▸ **Task directions**
Will you output the entries below exactly, skipping every image they contain?

+---+

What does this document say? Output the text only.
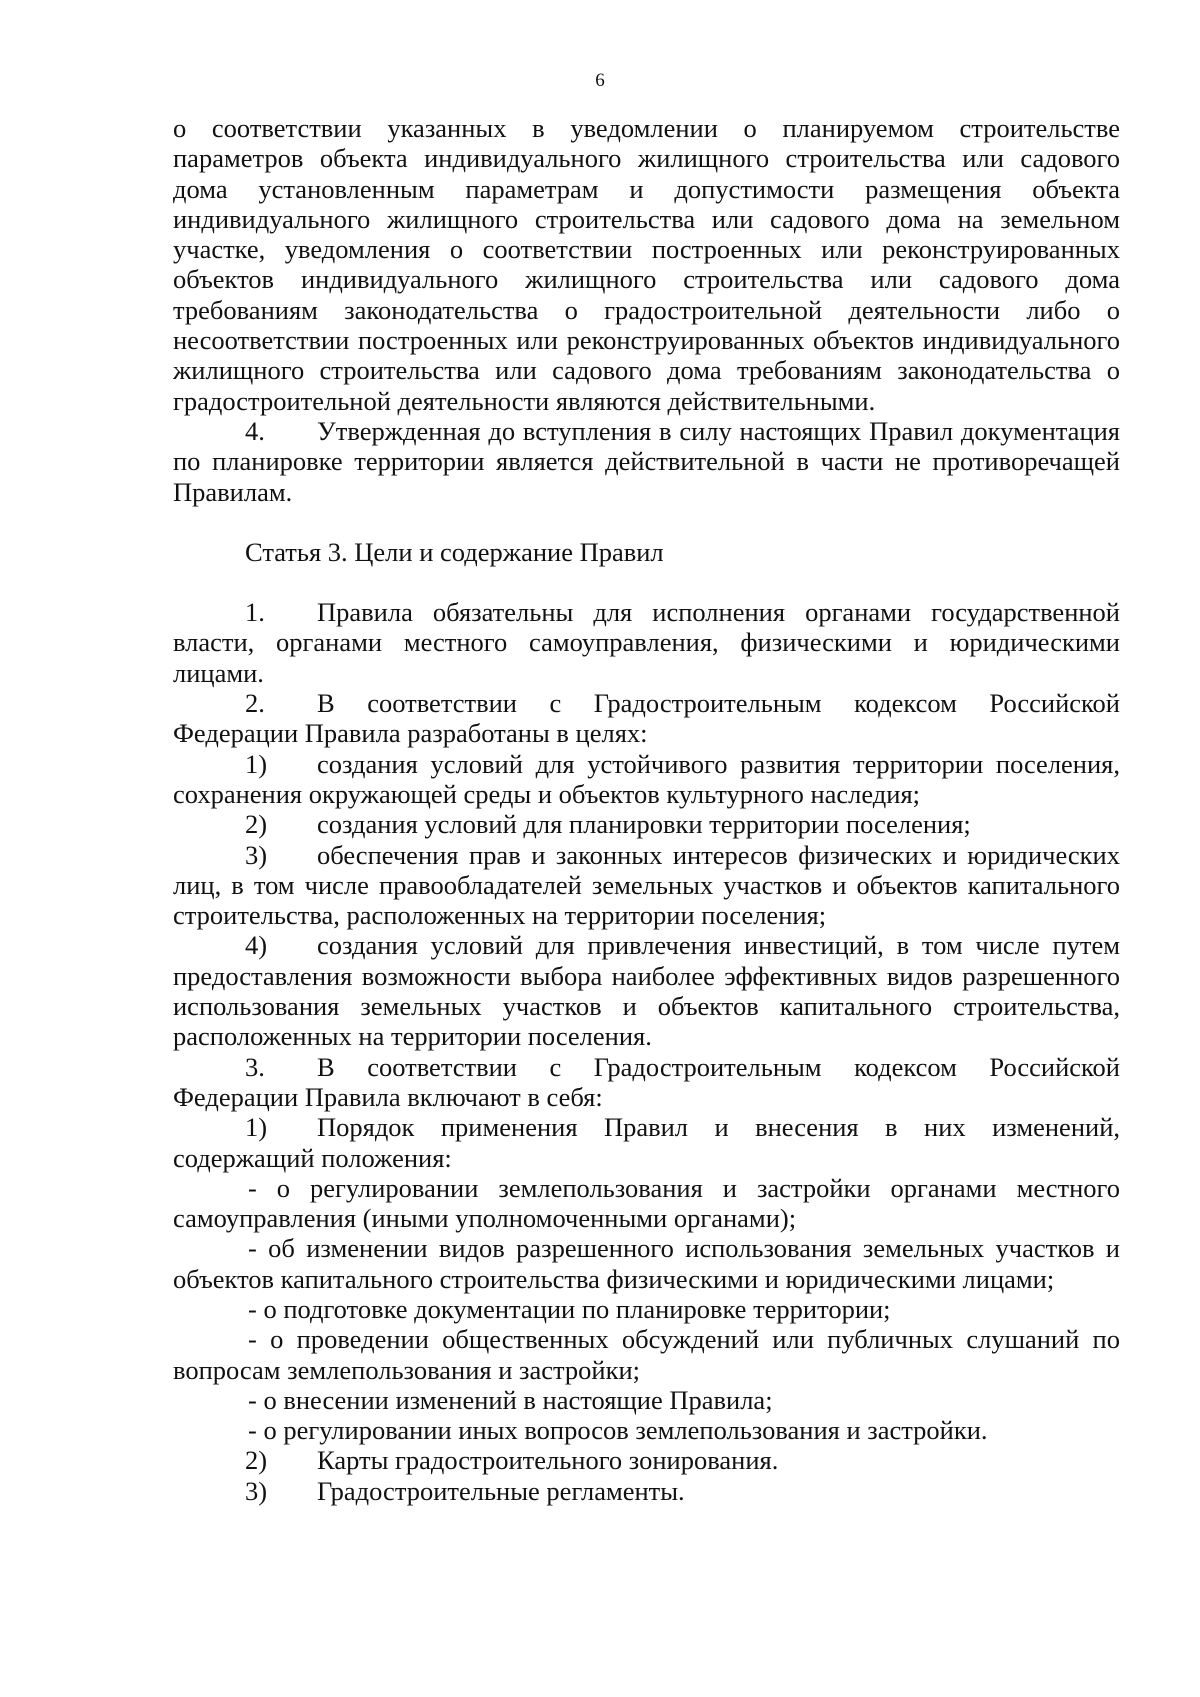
6

о соответствии указанных в уведомлении о планируемом строительстве параметров объекта индивидуального жилищного строительства или садового дома установленным параметрам и допустимости размещения объекта индивидуального жилищного строительства или садового дома на земельном участке, уведомления о соответствии построенных или реконструированных объектов индивидуального жилищного строительства или садового дома требованиям законодательства о градостроительной деятельности либо о несоответствии построенных или реконструированных объектов индивидуального жилищного строительства или садового дома требованиям законодательства о градостроительной деятельности являются действительными.

4. Утвержденная до вступления в силу настоящих Правил документация по планировке территории является действительной в части не противоречащей Правилам.

Статья 3. Цели и содержание Правил

1. Правила обязательны для исполнения органами государственной власти, органами местного самоуправления, физическими и юридическими лицами.

2. В соответствии с Градостроительным кодексом Российской Федерации Правила разработаны в целях:

1) создания условий для устойчивого развития территории поселения, сохранения окружающей среды и объектов культурного наследия;

2) создания условий для планировки территории поселения;

3) обеспечения прав и законных интересов физических и юридических лиц, в том числе правообладателей земельных участков и объектов капитального строительства, расположенных на территории поселения;

4) создания условий для привлечения инвестиций, в том числе путем предоставления возможности выбора наиболее эффективных видов разрешенного использования земельных участков и объектов капитального строительства, расположенных на территории поселения.

3. В соответствии с Градостроительным кодексом Российской Федерации Правила включают в себя:

1) Порядок применения Правил и внесения в них изменений, содержащий положения:

- о регулировании землепользования и застройки органами местного самоуправления (иными уполномоченными органами);

- об изменении видов разрешенного использования земельных участков и объектов капитального строительства физическими и юридическими лицами;

- о подготовке документации по планировке территории;

- о проведении общественных обсуждений или публичных слушаний по вопросам землепользования и застройки;

- о внесении изменений в настоящие Правила;

- о регулировании иных вопросов землепользования и застройки.

2) Карты градостроительного зонирования.

3) Градостроительные регламенты.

+---+

▸ **Result below**
What does this document say? Output the text only.
6

о соответствии указанных в уведомлении о планируемом строительстве параметров объекта индивидуального жилищного строительства или садового дома установленным параметрам и допустимости размещения объекта индивидуального жилищного строительства или садового дома на земельном участке, уведомления о соответствии построенных или реконструированных объектов индивидуального жилищного строительства или садового дома требованиям законодательства о градостроительной деятельности либо о несоответствии построенных или реконструированных объектов индивидуального жилищного строительства или садового дома требованиям законодательства о градостроительной деятельности являются действительными.

4. Утвержденная до вступления в силу настоящих Правил документация по планировке территории является действительной в части не противоречащей Правилам.

Статья 3. Цели и содержание Правил

1. Правила обязательны для исполнения органами государственной власти, органами местного самоуправления, физическими и юридическими лицами.

2. В соответствии с Градостроительным кодексом Российской Федерации Правила разработаны в целях:

1) создания условий для устойчивого развития территории поселения, сохранения окружающей среды и объектов культурного наследия;

2) создания условий для планировки территории поселения;

3) обеспечения прав и законных интересов физических и юридических лиц, в том числе правообладателей земельных участков и объектов капитального строительства, расположенных на территории поселения;

4) создания условий для привлечения инвестиций, в том числе путем предоставления возможности выбора наиболее эффективных видов разрешенного использования земельных участков и объектов капитального строительства, расположенных на территории поселения.

3. В соответствии с Градостроительным кодексом Российской Федерации Правила включают в себя:

1) Порядок применения Правил и внесения в них изменений, содержащий положения:

- о регулировании землепользования и застройки органами местного самоуправления (иными уполномоченными органами);

- об изменении видов разрешенного использования земельных участков и объектов капитального строительства физическими и юридическими лицами;

- о подготовке документации по планировке территории;

- о проведении общественных обсуждений или публичных слушаний по вопросам землепользования и застройки;

- о внесении изменений в настоящие Правила;

- о регулировании иных вопросов землепользования и застройки.

2) Карты градостроительного зонирования.

3) Градостроительные регламенты.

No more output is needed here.